[Records about charts and figures]
----
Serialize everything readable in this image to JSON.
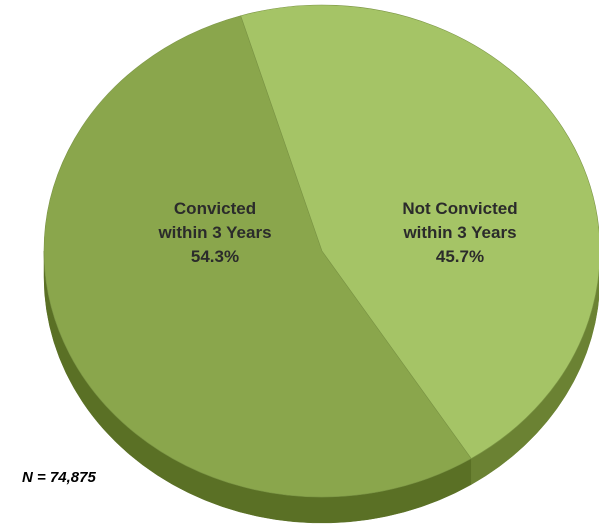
{
  "chart_data": {
    "type": "pie",
    "categories": [
      "Convicted within 3 Years",
      "Not Convicted within 3 Years"
    ],
    "values": [
      54.3,
      45.7
    ],
    "data_labels": [
      [
        "Convicted",
        "within 3 Years",
        "54.3%"
      ],
      [
        "Not Convicted",
        "within 3 Years",
        "45.7%"
      ]
    ],
    "note": "N = 74,875",
    "style": "3d",
    "legend": "none",
    "colors": {
      "convicted": "#8aa64c",
      "not_convicted": "#a5c466",
      "convicted_side": "#5a7025",
      "not_convicted_side": "#6b8233"
    }
  }
}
----
DIRECTIONS
Return the listing above word for word, with the pictures removed.

RESULT
Serialize everything readable in this image to JSON.
{
  "chart_data": {
    "type": "pie",
    "categories": [
      "Convicted within 3 Years",
      "Not Convicted within 3 Years"
    ],
    "values": [
      54.3,
      45.7
    ],
    "data_labels": [
      [
        "Convicted",
        "within 3 Years",
        "54.3%"
      ],
      [
        "Not Convicted",
        "within 3 Years",
        "45.7%"
      ]
    ],
    "note": "N = 74,875",
    "style": "3d",
    "legend": "none",
    "colors": {
      "convicted": "#8aa64c",
      "not_convicted": "#a5c466",
      "convicted_side": "#5a7025",
      "not_convicted_side": "#6b8233"
    }
  }
}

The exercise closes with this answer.